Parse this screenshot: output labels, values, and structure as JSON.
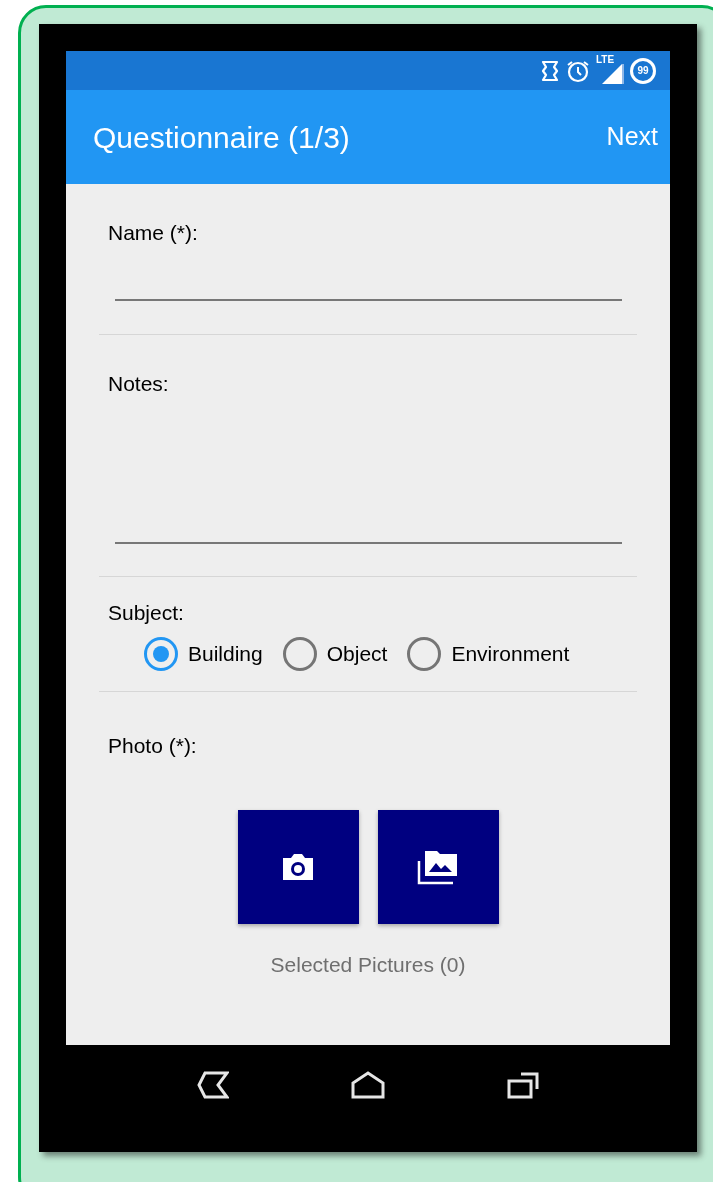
{
  "status_bar": {
    "network": "LTE",
    "battery": "99"
  },
  "app_bar": {
    "title": "Questionnaire (1/3)",
    "action": "Next"
  },
  "fields": [
    {
      "kind": "text",
      "label": "Name (*):"
    },
    {
      "kind": "textarea",
      "label": "Notes:"
    }
  ],
  "subject": {
    "label": "Subject:",
    "options": [
      {
        "label": "Building",
        "selected": true
      },
      {
        "label": "Object",
        "selected": false
      },
      {
        "label": "Environment",
        "selected": false
      }
    ]
  },
  "photo": {
    "label": "Photo (*):",
    "selected_count": "Selected Pictures (0)"
  }
}
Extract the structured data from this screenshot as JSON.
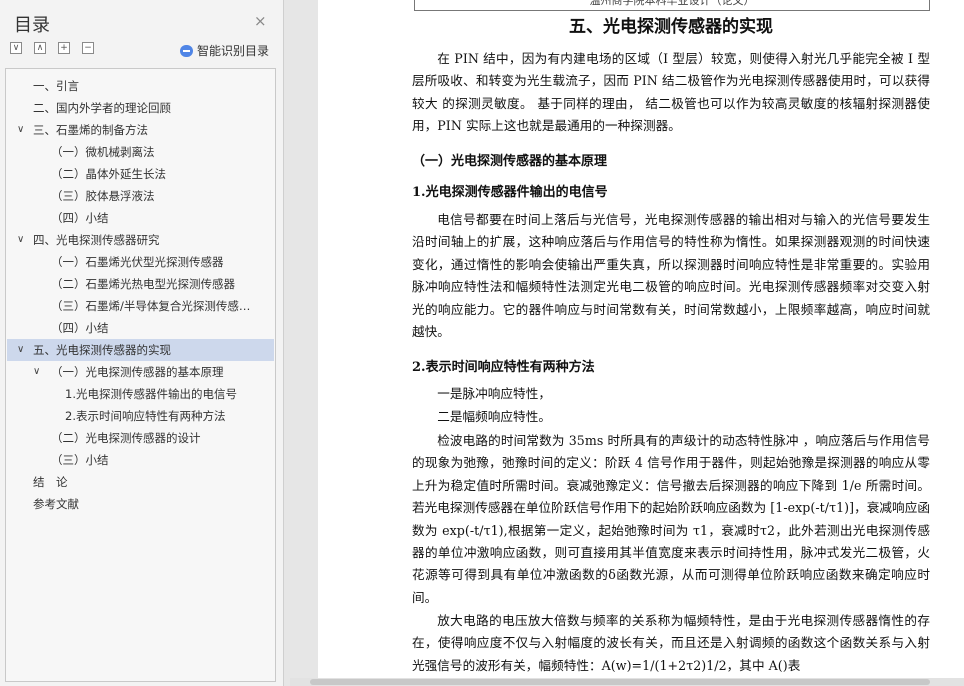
{
  "nav": {
    "title": "目录",
    "close_glyph": "×",
    "toolbar": [
      "∨",
      "∧",
      "+",
      "−"
    ],
    "smart_label": "智能识别目录",
    "items": [
      {
        "label": "一、引言",
        "indent": 0,
        "caret": ""
      },
      {
        "label": "二、国内外学者的理论回顾",
        "indent": 0,
        "caret": ""
      },
      {
        "label": "三、石墨烯的制备方法",
        "indent": 0,
        "caret": "∨"
      },
      {
        "label": "（一）微机械剥离法",
        "indent": 1,
        "caret": ""
      },
      {
        "label": "（二）晶体外延生长法",
        "indent": 1,
        "caret": ""
      },
      {
        "label": "（三）胶体悬浮液法",
        "indent": 1,
        "caret": ""
      },
      {
        "label": "（四）小结",
        "indent": 1,
        "caret": ""
      },
      {
        "label": "四、光电探测传感器研究",
        "indent": 0,
        "caret": "∨"
      },
      {
        "label": "（一）石墨烯光伏型光探测传感器",
        "indent": 1,
        "caret": ""
      },
      {
        "label": "（二）石墨烯光热电型光探测传感器",
        "indent": 1,
        "caret": ""
      },
      {
        "label": "（三）石墨烯/半导体复合光探测传感…",
        "indent": 1,
        "caret": ""
      },
      {
        "label": "（四）小结",
        "indent": 1,
        "caret": ""
      },
      {
        "label": "五、光电探测传感器的实现",
        "indent": 0,
        "caret": "∨",
        "selected": true
      },
      {
        "label": "（一）光电探测传感器的基本原理",
        "indent": 1,
        "caret": "∨"
      },
      {
        "label": "1.光电探测传感器件输出的电信号",
        "indent": 2,
        "caret": ""
      },
      {
        "label": "2.表示时间响应特性有两种方法",
        "indent": 2,
        "caret": ""
      },
      {
        "label": "（二）光电探测传感器的设计",
        "indent": 1,
        "caret": ""
      },
      {
        "label": "（三）小结",
        "indent": 1,
        "caret": ""
      },
      {
        "label": "结　论",
        "indent": -1,
        "caret": ""
      },
      {
        "label": "参考文献",
        "indent": -1,
        "caret": ""
      }
    ]
  },
  "doc": {
    "header": "温州商学院本科毕业设计（论文）",
    "title": "五、光电探测传感器的实现",
    "p1": "在 PIN 结中，因为有内建电场的区域（I 型层）较宽，则使得入射光几乎能完全被 I 型 层所吸收、和转变为光生载流子，因而 PIN 结二极管作为光电探测传感器使用时，可以获得较大 的探测灵敏度。 基于同样的理由， 结二极管也可以作为较高灵敏度的核辐射探测器使用，PIN 实际上这也就是最通用的一种探测器。",
    "h1": "（一）光电探测传感器的基本原理",
    "h2": "1.光电探测传感器件输出的电信号",
    "p2": "电信号都要在时间上落后与光信号，光电探测传感器的输出相对与输入的光信号要发生沿时间轴上的扩展，这种响应落后与作用信号的特性称为惰性。如果探测器观测的时间快速变化，通过惰性的影响会使输出严重失真，所以探测器时间响应特性是非常重要的。实验用脉冲响应特性法和幅频特性法测定光电二极管的响应时间。光电探测传感器频率对交变入射光的响应能力。它的器件响应与时间常数有关，时间常数越小，上限频率越高，响应时间就越快。",
    "h3": "2.表示时间响应特性有两种方法",
    "p3a": "一是脉冲响应特性，",
    "p3b": "二是幅频响应特性。",
    "p4": "检波电路的时间常数为 35ms 时所具有的声级计的动态特性脉冲 ，响应落后与作用信号的现象为弛豫，弛豫时间的定义：阶跃 4 信号作用于器件，则起始弛豫是探测器的响应从零上升为稳定值时所需时间。衰减弛豫定义：信号撤去后探测器的响应下降到 1/e 所需时间。若光电探测传感器在单位阶跃信号作用下的起始阶跃响应函数为 [1-exp(-t/τ1)]，衰减响应函数为 exp(-t/τ1),根据第一定义，起始弛豫时间为 τ1，衰减时τ2，此外若测出光电探测传感器的单位冲激响应函数，则可直接用其半值宽度来表示时间持性用，脉冲式发光二极管，火花源等可得到具有单位冲激函数的δ函数光源，从而可测得单位阶跃响应函数来确定响应时间。",
    "p5": "放大电路的电压放大倍数与频率的关系称为幅频特性，是由于光电探测传感器惰性的存在，使得响应度不仅与入射幅度的波长有关，而且还是入射调频的函数这个函数关系与入射光强信号的波形有关，幅频特性：A(w)=1/(1+2τ2)1/2，其中 A()表"
  }
}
· · · · · · ·
Return all lines containing the word "光电探测传感器的实现".

        "label": "五、光电探测传感器的实现",
    "title": "五、光电探测传感器的实现",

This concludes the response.